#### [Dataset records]
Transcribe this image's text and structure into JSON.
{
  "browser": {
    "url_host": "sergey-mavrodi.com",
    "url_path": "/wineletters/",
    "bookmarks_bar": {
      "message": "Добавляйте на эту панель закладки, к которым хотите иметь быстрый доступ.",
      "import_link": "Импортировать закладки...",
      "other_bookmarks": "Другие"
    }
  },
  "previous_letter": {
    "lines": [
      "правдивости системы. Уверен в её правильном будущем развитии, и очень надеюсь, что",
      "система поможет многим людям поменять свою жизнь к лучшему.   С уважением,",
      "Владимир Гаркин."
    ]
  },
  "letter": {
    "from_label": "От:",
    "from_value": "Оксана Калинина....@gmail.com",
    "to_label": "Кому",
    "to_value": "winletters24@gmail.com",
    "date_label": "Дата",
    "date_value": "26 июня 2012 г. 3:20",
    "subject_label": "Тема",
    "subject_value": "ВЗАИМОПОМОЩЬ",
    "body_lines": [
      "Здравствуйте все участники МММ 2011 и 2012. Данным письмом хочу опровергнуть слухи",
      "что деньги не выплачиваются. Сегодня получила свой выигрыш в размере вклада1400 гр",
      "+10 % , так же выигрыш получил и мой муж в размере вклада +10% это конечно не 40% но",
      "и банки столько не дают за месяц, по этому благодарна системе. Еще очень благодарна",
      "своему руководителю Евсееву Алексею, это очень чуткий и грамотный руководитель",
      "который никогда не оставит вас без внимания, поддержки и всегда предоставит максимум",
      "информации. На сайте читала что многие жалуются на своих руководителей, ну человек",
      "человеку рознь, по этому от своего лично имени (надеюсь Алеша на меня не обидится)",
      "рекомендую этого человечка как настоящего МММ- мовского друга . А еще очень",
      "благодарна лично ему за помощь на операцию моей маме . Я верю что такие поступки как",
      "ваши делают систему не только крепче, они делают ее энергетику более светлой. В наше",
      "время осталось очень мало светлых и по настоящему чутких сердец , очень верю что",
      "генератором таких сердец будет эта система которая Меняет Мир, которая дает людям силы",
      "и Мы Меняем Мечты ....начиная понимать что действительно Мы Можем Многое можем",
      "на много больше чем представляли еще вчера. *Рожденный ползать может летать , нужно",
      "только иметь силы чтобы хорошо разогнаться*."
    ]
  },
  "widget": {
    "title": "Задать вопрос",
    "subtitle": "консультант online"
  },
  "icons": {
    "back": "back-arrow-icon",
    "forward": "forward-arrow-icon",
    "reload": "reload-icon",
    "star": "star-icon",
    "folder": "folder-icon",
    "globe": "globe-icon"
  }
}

#### [EXERCISE DETAILS]
Pull out each line holding the string "этому".

#### [TASK SOLUTION]
      "и банки столько не дают за месяц, по этому благодарна системе. Еще очень благодарна",
      "человеку рознь, по этому от своего лично имени (надеюсь Алеша на меня не обидится)",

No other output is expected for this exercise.